Start of Input

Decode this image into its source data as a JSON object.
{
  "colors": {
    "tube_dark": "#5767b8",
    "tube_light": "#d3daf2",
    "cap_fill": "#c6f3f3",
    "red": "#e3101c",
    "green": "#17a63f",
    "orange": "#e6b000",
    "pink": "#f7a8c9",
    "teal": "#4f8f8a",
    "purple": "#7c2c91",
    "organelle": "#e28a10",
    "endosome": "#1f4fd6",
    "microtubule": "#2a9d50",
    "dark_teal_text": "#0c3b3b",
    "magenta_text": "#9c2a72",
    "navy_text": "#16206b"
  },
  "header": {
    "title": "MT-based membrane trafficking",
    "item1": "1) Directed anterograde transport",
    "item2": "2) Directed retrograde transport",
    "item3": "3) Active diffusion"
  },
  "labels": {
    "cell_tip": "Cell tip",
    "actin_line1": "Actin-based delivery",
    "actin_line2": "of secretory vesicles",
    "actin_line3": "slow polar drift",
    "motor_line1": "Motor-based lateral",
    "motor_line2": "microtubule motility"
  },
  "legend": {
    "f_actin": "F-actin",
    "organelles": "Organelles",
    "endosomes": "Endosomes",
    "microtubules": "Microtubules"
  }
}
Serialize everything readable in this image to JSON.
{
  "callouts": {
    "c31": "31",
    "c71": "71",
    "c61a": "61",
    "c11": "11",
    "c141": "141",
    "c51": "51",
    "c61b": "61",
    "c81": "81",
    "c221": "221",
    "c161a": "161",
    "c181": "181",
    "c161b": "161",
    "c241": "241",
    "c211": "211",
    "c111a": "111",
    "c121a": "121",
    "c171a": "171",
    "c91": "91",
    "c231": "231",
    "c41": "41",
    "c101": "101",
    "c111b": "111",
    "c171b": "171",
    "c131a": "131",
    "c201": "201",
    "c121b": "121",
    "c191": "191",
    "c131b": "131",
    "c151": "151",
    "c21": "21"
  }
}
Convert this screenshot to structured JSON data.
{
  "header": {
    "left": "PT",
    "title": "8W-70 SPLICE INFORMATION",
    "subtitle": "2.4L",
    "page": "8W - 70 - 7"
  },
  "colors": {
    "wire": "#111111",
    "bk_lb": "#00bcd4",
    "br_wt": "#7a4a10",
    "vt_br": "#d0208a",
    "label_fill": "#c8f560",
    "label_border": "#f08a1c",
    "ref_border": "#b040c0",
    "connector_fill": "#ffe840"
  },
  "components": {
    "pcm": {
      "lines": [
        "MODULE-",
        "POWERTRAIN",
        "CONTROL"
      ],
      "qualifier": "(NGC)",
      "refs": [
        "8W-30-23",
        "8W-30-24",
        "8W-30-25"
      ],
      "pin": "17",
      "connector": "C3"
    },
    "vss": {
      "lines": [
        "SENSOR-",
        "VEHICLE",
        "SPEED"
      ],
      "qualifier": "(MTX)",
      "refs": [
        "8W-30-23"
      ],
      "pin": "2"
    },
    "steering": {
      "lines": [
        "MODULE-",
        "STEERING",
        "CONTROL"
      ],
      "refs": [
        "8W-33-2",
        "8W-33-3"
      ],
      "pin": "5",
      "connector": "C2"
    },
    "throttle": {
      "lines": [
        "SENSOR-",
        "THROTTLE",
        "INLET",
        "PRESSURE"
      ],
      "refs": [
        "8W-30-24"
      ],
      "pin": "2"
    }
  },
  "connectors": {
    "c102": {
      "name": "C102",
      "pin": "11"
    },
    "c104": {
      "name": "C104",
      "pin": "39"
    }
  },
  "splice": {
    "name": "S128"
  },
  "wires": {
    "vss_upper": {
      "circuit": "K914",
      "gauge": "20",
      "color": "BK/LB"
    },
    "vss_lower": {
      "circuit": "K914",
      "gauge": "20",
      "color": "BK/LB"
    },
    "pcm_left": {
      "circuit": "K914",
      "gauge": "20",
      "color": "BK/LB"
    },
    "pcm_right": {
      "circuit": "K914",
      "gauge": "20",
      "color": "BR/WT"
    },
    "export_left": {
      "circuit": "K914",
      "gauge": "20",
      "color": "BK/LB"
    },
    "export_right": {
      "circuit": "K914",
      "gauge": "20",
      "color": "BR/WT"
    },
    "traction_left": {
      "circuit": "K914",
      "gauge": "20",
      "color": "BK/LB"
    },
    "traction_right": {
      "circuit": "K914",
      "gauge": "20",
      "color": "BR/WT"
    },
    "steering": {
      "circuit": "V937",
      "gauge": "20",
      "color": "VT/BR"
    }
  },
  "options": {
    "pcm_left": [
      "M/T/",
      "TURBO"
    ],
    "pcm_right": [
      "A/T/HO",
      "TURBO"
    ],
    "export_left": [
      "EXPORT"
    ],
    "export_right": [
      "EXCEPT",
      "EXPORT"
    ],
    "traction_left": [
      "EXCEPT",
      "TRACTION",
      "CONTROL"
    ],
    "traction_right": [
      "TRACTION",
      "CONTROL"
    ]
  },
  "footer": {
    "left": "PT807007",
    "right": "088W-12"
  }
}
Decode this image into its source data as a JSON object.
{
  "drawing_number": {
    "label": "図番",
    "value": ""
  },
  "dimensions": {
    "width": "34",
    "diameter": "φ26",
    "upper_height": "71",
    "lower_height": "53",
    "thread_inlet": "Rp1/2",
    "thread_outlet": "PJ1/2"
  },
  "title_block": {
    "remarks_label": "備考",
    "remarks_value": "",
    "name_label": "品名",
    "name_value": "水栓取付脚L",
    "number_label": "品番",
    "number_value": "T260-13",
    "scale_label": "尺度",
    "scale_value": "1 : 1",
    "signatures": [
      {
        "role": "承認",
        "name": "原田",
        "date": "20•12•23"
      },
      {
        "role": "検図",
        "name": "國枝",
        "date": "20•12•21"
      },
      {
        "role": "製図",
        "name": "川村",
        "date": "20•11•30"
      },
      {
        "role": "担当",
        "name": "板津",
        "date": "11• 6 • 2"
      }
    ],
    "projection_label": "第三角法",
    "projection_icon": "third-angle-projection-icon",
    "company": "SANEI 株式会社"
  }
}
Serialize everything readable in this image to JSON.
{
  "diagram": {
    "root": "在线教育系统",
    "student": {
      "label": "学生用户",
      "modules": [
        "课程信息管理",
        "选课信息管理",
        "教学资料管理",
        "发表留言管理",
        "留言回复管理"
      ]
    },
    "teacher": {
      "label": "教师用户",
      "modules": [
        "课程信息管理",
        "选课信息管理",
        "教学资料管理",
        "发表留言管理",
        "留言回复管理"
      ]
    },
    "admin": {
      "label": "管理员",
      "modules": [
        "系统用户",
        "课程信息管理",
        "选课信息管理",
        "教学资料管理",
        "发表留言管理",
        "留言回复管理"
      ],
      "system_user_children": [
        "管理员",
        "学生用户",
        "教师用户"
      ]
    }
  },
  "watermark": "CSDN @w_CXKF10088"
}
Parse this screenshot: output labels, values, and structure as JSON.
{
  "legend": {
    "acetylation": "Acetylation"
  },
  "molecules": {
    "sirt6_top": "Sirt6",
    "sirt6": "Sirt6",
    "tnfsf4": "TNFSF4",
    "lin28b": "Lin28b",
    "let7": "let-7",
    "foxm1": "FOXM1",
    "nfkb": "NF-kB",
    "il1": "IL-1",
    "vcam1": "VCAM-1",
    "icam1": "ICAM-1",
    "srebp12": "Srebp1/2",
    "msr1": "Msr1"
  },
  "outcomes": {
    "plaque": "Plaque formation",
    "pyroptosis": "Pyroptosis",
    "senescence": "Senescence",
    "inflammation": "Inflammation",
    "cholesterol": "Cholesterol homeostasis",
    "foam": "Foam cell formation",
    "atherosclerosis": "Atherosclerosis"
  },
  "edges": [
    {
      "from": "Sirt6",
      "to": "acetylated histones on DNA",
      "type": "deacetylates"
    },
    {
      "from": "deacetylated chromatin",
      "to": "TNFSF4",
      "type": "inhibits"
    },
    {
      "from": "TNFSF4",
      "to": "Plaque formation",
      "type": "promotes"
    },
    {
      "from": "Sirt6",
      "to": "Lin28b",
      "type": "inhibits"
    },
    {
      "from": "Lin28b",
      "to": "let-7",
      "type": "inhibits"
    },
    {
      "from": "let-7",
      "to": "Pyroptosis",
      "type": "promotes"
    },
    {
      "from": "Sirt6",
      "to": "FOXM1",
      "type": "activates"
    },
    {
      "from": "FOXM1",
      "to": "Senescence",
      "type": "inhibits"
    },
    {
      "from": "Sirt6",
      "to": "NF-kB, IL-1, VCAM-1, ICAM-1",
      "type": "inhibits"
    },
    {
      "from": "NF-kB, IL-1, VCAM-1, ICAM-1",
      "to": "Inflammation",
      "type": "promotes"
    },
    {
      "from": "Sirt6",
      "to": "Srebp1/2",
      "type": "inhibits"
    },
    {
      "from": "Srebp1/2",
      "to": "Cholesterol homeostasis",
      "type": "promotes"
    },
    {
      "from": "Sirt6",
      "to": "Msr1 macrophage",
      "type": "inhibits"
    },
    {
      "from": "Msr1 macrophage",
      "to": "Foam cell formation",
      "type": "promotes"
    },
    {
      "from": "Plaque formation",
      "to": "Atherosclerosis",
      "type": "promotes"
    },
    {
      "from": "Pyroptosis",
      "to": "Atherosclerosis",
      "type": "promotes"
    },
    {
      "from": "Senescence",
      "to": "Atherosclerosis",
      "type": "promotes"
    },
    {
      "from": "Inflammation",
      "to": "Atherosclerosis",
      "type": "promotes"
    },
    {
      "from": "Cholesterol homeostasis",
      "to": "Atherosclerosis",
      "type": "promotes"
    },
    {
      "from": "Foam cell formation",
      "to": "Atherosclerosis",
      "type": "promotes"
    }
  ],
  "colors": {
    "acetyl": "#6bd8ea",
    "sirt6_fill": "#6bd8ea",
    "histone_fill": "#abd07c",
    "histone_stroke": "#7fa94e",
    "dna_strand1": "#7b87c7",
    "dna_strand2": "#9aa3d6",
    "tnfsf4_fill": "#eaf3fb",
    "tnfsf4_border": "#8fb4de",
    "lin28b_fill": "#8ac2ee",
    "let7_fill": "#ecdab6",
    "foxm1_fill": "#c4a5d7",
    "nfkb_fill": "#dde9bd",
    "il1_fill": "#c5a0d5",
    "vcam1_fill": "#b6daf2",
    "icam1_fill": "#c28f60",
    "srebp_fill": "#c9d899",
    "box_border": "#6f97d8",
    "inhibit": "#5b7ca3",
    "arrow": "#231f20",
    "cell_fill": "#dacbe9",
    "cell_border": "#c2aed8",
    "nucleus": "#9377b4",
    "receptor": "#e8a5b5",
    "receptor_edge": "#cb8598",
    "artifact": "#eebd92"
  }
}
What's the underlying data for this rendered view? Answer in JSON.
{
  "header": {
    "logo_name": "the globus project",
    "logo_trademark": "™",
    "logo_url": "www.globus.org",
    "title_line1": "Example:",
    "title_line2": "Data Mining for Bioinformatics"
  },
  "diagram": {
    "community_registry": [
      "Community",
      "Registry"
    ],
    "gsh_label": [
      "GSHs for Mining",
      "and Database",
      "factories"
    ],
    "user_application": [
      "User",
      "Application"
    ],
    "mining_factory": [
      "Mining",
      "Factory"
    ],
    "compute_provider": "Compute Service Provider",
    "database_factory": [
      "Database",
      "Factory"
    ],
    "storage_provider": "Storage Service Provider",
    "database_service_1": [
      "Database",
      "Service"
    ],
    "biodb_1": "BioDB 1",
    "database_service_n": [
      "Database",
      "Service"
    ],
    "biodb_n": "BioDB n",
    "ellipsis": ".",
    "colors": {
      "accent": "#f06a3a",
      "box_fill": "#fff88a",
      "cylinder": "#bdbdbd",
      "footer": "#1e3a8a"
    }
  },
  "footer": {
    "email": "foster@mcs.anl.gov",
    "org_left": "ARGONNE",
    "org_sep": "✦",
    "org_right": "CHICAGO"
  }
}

End of Input

Locate the word "based" in the records above, and return each line that has it.

    "title": "MT-based membrane trafficking",
    "actin_line1": "Actin-based delivery",
    "motor_line1": "Motor-based lateral",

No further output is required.